## What the exercise asks
Every line that includes the word "such" is to be listed.

## Information given
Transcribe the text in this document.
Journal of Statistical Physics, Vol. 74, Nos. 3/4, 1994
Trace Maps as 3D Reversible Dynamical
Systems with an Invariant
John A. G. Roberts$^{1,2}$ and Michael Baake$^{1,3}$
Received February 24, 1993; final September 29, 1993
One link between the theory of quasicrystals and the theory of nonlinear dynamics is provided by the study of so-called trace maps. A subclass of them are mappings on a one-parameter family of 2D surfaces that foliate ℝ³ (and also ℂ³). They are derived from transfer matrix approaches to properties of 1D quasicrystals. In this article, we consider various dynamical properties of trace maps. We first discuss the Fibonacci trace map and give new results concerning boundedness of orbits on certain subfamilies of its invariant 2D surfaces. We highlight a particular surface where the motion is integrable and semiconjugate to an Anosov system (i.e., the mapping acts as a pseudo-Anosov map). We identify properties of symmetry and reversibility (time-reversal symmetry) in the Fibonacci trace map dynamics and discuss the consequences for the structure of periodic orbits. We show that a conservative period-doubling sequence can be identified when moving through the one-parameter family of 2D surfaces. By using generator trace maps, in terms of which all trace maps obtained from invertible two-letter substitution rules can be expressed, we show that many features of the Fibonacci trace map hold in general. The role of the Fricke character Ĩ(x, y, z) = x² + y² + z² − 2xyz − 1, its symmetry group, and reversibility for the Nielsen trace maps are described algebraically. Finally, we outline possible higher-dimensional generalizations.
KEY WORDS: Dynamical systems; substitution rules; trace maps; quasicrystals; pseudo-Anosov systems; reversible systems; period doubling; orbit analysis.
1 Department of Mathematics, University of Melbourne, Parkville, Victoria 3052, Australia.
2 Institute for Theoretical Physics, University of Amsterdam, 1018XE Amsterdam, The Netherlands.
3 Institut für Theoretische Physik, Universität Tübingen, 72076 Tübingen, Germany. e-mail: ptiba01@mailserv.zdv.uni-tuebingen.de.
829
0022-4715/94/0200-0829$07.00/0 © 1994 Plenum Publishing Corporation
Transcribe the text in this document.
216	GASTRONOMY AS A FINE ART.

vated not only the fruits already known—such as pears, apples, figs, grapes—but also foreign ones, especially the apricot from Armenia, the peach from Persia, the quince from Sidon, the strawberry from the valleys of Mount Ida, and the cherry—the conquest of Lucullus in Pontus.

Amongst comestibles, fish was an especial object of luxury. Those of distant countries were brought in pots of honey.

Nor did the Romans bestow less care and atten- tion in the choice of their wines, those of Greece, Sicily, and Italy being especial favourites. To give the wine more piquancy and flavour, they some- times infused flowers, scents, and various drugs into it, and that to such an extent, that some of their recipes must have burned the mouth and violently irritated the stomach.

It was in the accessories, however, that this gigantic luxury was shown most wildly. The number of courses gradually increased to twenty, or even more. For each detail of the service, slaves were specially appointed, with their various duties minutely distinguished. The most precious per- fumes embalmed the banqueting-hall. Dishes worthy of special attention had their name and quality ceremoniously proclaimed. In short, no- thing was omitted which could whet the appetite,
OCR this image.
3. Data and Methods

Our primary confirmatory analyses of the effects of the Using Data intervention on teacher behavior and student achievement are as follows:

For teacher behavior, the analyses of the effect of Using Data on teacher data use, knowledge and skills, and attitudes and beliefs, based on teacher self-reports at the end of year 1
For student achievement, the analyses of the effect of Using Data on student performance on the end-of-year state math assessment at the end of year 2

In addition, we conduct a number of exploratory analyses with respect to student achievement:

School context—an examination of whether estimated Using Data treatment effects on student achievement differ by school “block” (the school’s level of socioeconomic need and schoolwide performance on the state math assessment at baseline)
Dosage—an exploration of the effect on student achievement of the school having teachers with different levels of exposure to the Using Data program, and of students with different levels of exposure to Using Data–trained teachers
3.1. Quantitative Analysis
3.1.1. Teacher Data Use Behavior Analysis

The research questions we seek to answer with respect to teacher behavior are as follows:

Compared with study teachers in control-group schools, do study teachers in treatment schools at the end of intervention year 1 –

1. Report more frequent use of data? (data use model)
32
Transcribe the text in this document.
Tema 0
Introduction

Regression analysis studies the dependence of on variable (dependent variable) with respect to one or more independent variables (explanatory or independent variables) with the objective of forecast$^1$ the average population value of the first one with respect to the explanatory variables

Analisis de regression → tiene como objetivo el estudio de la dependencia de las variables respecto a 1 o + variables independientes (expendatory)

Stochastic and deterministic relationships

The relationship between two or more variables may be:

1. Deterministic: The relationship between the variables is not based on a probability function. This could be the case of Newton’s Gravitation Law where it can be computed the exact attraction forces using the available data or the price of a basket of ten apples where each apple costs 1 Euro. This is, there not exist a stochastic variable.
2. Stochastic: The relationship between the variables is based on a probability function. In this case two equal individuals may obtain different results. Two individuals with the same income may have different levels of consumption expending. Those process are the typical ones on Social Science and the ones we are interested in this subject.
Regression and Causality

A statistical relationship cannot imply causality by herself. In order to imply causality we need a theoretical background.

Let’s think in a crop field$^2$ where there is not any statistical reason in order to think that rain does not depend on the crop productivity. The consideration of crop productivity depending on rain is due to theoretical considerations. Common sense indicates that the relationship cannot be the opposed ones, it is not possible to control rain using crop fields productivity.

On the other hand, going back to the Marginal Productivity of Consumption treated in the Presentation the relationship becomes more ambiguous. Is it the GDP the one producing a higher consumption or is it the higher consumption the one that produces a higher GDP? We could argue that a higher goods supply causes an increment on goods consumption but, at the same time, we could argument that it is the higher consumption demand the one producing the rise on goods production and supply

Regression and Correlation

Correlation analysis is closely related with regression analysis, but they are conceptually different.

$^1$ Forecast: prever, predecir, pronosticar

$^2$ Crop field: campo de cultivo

## Solved problem
vated not only the fruits already known—such as pears, apples, figs, grapes—but also foreign ones, especially the apricot from Armenia, the peach from Persia, the quince from Sidon, the strawberry from the valleys of Mount Ida, and the cherry—the conquest of Lucullus in Pontus.
Nor did the Romans bestow less care and atten- tion in the choice of their wines, those of Greece, Sicily, and Italy being especial favourites. To give the wine more piquancy and flavour, they some- times infused flowers, scents, and various drugs into it, and that to such an extent, that some of their recipes must have burned the mouth and violently irritated the stomach.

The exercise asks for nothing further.